Your goal: Select each line where the word "влияния" appears.
▼▼▼
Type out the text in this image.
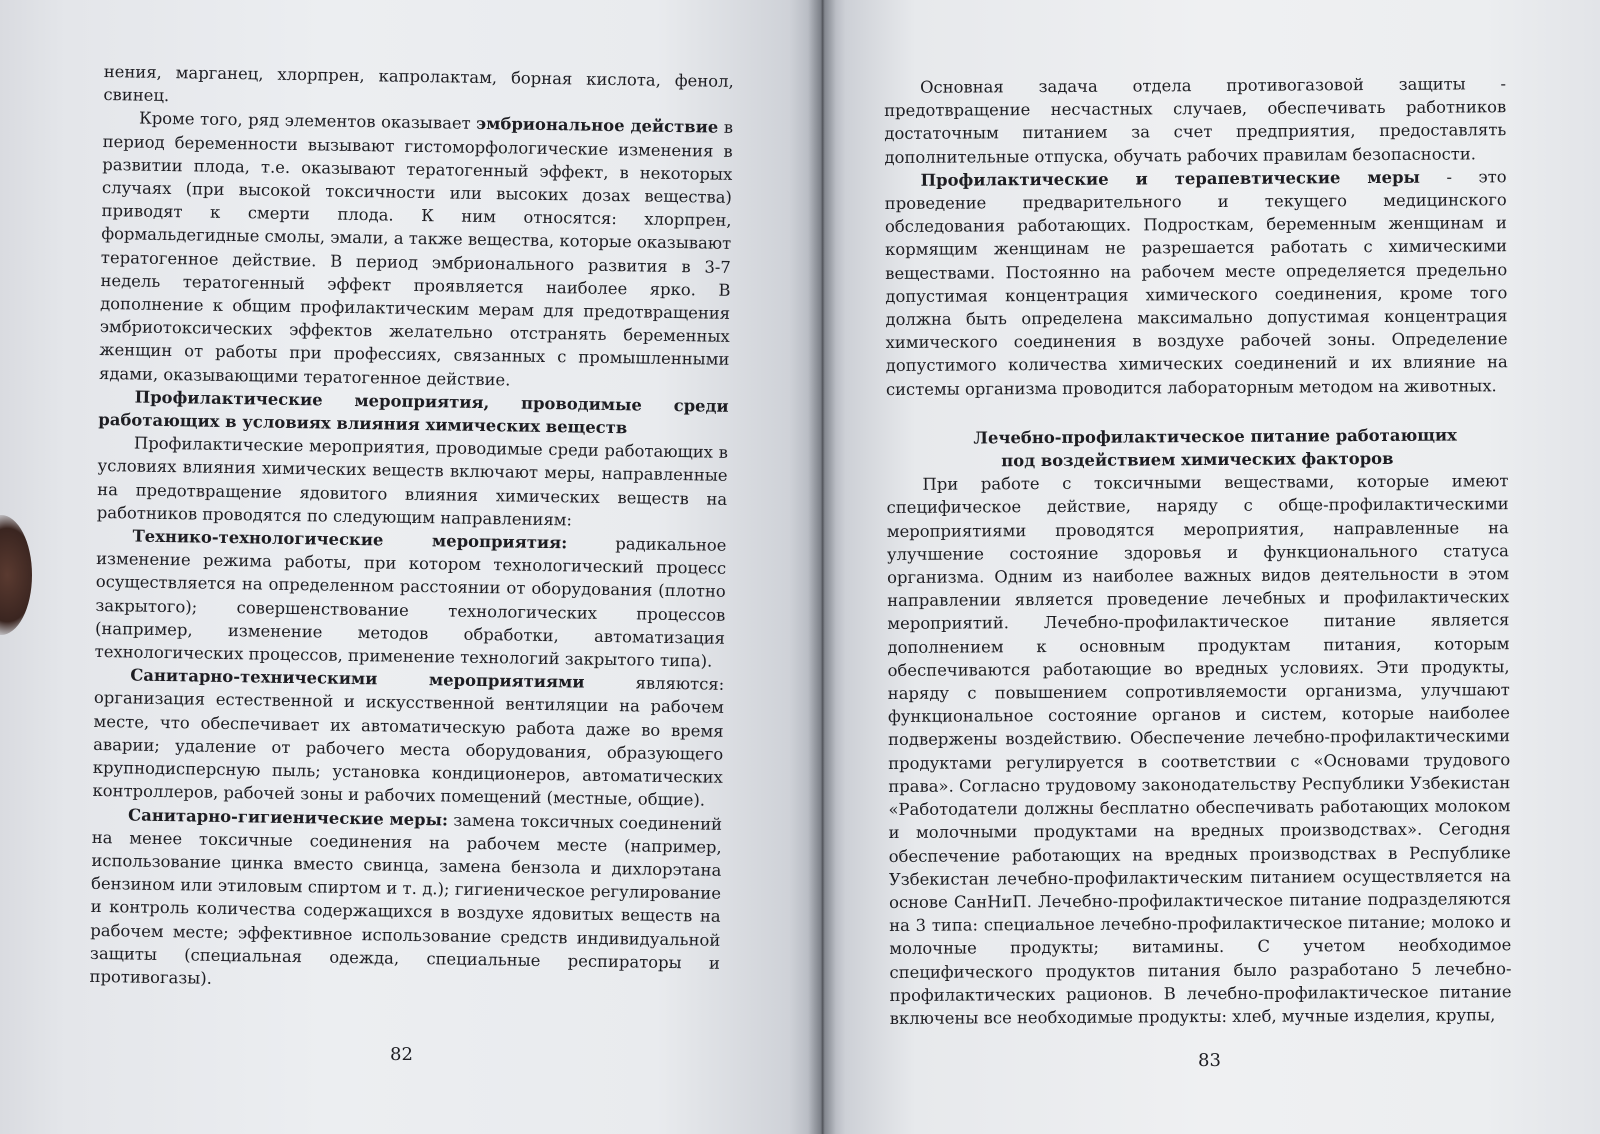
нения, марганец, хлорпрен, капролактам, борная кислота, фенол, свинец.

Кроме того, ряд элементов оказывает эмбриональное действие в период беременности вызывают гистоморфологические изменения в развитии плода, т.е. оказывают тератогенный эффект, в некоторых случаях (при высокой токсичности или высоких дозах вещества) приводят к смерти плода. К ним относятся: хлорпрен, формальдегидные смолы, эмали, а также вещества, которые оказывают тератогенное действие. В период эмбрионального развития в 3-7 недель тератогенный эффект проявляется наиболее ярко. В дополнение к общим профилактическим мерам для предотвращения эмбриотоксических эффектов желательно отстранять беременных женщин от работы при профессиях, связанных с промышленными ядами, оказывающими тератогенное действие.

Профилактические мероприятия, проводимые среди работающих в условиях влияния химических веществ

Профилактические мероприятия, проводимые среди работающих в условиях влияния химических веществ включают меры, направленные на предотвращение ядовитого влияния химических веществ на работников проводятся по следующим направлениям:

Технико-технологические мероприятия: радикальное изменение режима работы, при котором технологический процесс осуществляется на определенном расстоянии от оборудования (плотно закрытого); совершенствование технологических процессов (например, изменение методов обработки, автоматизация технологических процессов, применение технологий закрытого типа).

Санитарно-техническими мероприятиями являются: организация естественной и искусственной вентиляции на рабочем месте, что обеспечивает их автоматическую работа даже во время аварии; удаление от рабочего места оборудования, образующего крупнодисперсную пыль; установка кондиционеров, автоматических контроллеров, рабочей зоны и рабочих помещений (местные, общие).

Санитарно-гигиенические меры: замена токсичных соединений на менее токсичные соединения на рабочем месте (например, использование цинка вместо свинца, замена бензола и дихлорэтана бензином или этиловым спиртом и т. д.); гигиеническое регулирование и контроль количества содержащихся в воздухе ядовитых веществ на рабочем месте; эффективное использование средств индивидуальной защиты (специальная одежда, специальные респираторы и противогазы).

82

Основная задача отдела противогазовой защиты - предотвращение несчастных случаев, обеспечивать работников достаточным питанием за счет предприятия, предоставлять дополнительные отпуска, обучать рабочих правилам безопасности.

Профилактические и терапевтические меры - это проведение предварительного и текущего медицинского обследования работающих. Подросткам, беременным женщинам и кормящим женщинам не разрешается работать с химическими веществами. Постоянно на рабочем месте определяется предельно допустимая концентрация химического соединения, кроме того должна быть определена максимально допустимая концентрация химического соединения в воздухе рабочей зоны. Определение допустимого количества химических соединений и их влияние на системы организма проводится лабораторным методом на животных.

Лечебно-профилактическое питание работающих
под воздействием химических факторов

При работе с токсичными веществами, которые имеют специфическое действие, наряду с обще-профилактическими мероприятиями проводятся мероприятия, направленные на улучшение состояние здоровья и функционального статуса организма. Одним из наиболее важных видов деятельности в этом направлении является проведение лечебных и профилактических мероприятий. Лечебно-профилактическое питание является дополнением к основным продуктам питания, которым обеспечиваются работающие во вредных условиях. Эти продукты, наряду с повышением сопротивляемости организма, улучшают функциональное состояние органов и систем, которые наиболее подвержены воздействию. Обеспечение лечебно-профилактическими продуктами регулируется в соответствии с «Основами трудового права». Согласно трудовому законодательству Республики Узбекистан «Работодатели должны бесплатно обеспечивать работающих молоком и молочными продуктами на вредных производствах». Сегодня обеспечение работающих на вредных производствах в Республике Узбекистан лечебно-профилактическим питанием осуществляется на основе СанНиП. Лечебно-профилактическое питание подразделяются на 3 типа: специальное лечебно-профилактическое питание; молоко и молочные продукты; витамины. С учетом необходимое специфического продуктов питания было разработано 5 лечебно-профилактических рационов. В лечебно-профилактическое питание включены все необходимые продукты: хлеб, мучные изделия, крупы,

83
▲▲▲
Complete answer:
Профилактические мероприятия, проводимые среди работающих в условиях влияния химических веществ
Профилактические мероприятия, проводимые среди работающих в условиях влияния химических веществ включают меры, направленные на предотвращение ядовитого влияния химических веществ на работников проводятся по следующим направлениям:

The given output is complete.